GIVEN TASK ▸ Could you write out the records below exactly as they appear, leaving out any pictures?

Stored records:
┏━━

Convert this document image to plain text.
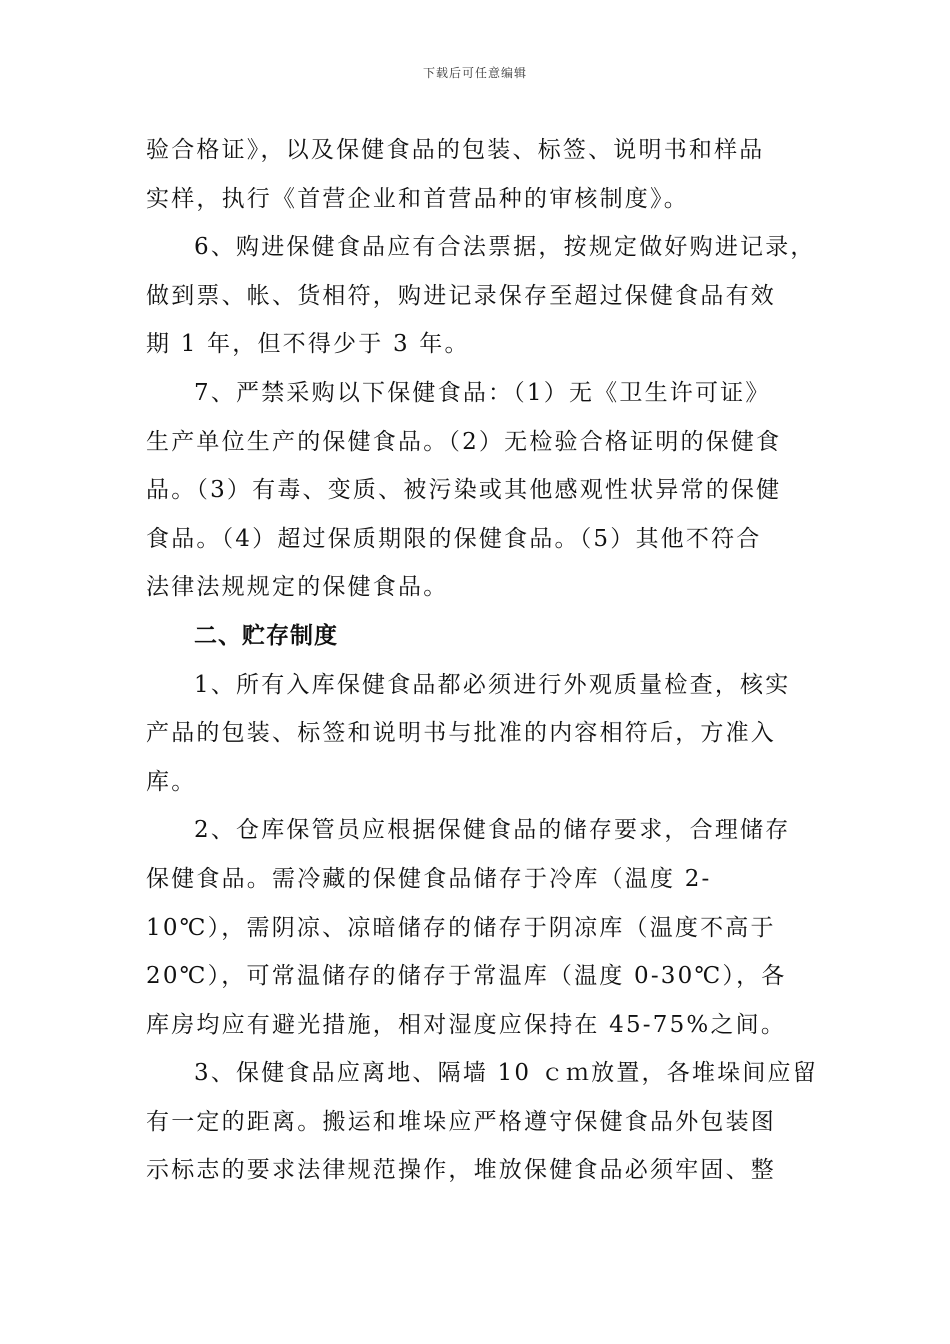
下载后可任意编辑
验合格证》，以及保健食品的包装、标签、说明书和样品
实样，执行《首营企业和首营品种的审核制度》。
6、购进保健食品应有合法票据，按规定做好购进记录，
做到票、帐、货相符，购进记录保存至超过保健食品有效
期 1 年，但不得少于 3 年。
7、严禁采购以下保健食品：（1）无《卫生许可证》
生产单位生产的保健食品。（2）无检验合格证明的保健食
品。（3）有毒、变质、被污染或其他感观性状异常的保健
食品。（4）超过保质期限的保健食品。（5）其他不符合
法律法规规定的保健食品。
二、贮存制度
1、所有入库保健食品都必须进行外观质量检查，核实
产品的包装、标签和说明书与批准的内容相符后，方准入
库。
2、仓库保管员应根据保健食品的储存要求，合理储存
保健食品。需冷藏的保健食品储存于冷库（温度 2-
10℃），需阴凉、凉暗储存的储存于阴凉库（温度不高于
20℃），可常温储存的储存于常温库（温度 0-30℃），各
库房均应有避光措施，相对湿度应保持在 45-75%之间。
3、保健食品应离地、隔墙 10 ｃｍ放置，各堆垛间应留
有一定的距离。搬运和堆垛应严格遵守保健食品外包装图
示标志的要求法律规范操作，堆放保健食品必须牢固、整
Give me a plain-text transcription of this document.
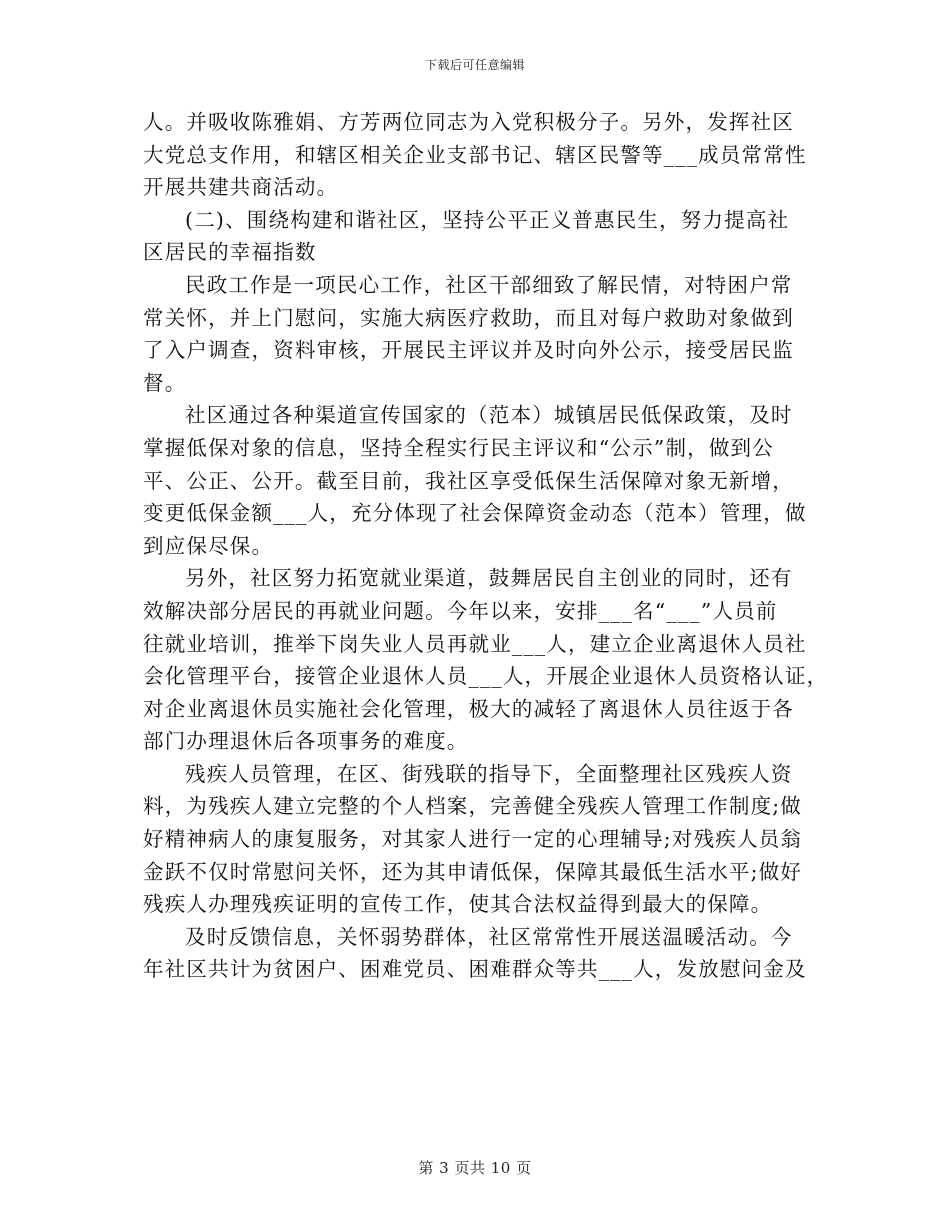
下载后可任意编辑

人。并吸收陈雅娟、方芳两位同志为入党积极分子。另外，发挥社区
大党总支作用，和辖区相关企业支部书记、辖区民警等___成员常常性
开展共建共商活动。

(二)、围绕构建和谐社区，坚持公平正义普惠民生，努力提高社
区居民的幸福指数

民政工作是一项民心工作，社区干部细致了解民情，对特困户常
常关怀，并上门慰问，实施大病医疗救助，而且对每户救助对象做到
了入户调查，资料审核，开展民主评议并及时向外公示，接受居民监
督。

社区通过各种渠道宣传国家的（范本）城镇居民低保政策，及时
掌握低保对象的信息，坚持全程实行民主评议和“公示”制，做到公
平、公正、公开。截至目前，我社区享受低保生活保障对象无新增，
变更低保金额___人，充分体现了社会保障资金动态（范本）管理，做
到应保尽保。

另外，社区努力拓宽就业渠道，鼓舞居民自主创业的同时，还有
效解决部分居民的再就业问题。今年以来，安排___名“___”人员前
往就业培训，推举下岗失业人员再就业___人，建立企业离退休人员社
会化管理平台，接管企业退休人员___人，开展企业退休人员资格认证，
对企业离退休员实施社会化管理，极大的减轻了离退休人员往返于各
部门办理退休后各项事务的难度。

残疾人员管理，在区、街残联的指导下，全面整理社区残疾人资
料，为残疾人建立完整的个人档案，完善健全残疾人管理工作制度;做
好精神病人的康复服务，对其家人进行一定的心理辅导;对残疾人员翁
金跃不仅时常慰问关怀，还为其申请低保，保障其最低生活水平;做好
残疾人办理残疾证明的宣传工作，使其合法权益得到最大的保障。

及时反馈信息，关怀弱势群体，社区常常性开展送温暖活动。今
年社区共计为贫困户、困难党员、困难群众等共___人，发放慰问金及

第 3 页共 10 页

┗━━

TASK RESULT ▸
Convert this document image to plain text.
下载后可任意编辑
验合格证》，以及保健食品的包装、标签、说明书和样品
实样，执行《首营企业和首营品种的审核制度》。
6、购进保健食品应有合法票据，按规定做好购进记录，
做到票、帐、货相符，购进记录保存至超过保健食品有效
期 1 年，但不得少于 3 年。
7、严禁采购以下保健食品：（1）无《卫生许可证》
生产单位生产的保健食品。（2）无检验合格证明的保健食
品。（3）有毒、变质、被污染或其他感观性状异常的保健
食品。（4）超过保质期限的保健食品。（5）其他不符合
法律法规规定的保健食品。
二、贮存制度
1、所有入库保健食品都必须进行外观质量检查，核实
产品的包装、标签和说明书与批准的内容相符后，方准入
库。
2、仓库保管员应根据保健食品的储存要求，合理储存
保健食品。需冷藏的保健食品储存于冷库（温度 2-
10℃），需阴凉、凉暗储存的储存于阴凉库（温度不高于
20℃），可常温储存的储存于常温库（温度 0-30℃），各
库房均应有避光措施，相对湿度应保持在 45-75%之间。
3、保健食品应离地、隔墙 10 ｃｍ放置，各堆垛间应留
有一定的距离。搬运和堆垛应严格遵守保健食品外包装图
示标志的要求法律规范操作，堆放保健食品必须牢固、整
Give me a plain-text transcription of this document.
下载后可任意编辑

人。并吸收陈雅娟、方芳两位同志为入党积极分子。另外，发挥社区
大党总支作用，和辖区相关企业支部书记、辖区民警等___成员常常性
开展共建共商活动。

(二)、围绕构建和谐社区，坚持公平正义普惠民生，努力提高社
区居民的幸福指数

民政工作是一项民心工作，社区干部细致了解民情，对特困户常
常关怀，并上门慰问，实施大病医疗救助，而且对每户救助对象做到
了入户调查，资料审核，开展民主评议并及时向外公示，接受居民监
督。

社区通过各种渠道宣传国家的（范本）城镇居民低保政策，及时
掌握低保对象的信息，坚持全程实行民主评议和“公示”制，做到公
平、公正、公开。截至目前，我社区享受低保生活保障对象无新增，
变更低保金额___人，充分体现了社会保障资金动态（范本）管理，做
到应保尽保。

另外，社区努力拓宽就业渠道，鼓舞居民自主创业的同时，还有
效解决部分居民的再就业问题。今年以来，安排___名“___”人员前
往就业培训，推举下岗失业人员再就业___人，建立企业离退休人员社
会化管理平台，接管企业退休人员___人，开展企业退休人员资格认证，
对企业离退休员实施社会化管理，极大的减轻了离退休人员往返于各
部门办理退休后各项事务的难度。

残疾人员管理，在区、街残联的指导下，全面整理社区残疾人资
料，为残疾人建立完整的个人档案，完善健全残疾人管理工作制度;做
好精神病人的康复服务，对其家人进行一定的心理辅导;对残疾人员翁
金跃不仅时常慰问关怀，还为其申请低保，保障其最低生活水平;做好
残疾人办理残疾证明的宣传工作，使其合法权益得到最大的保障。

及时反馈信息，关怀弱势群体，社区常常性开展送温暖活动。今
年社区共计为贫困户、困难党员、困难群众等共___人，发放慰问金及

第 3 页共 10 页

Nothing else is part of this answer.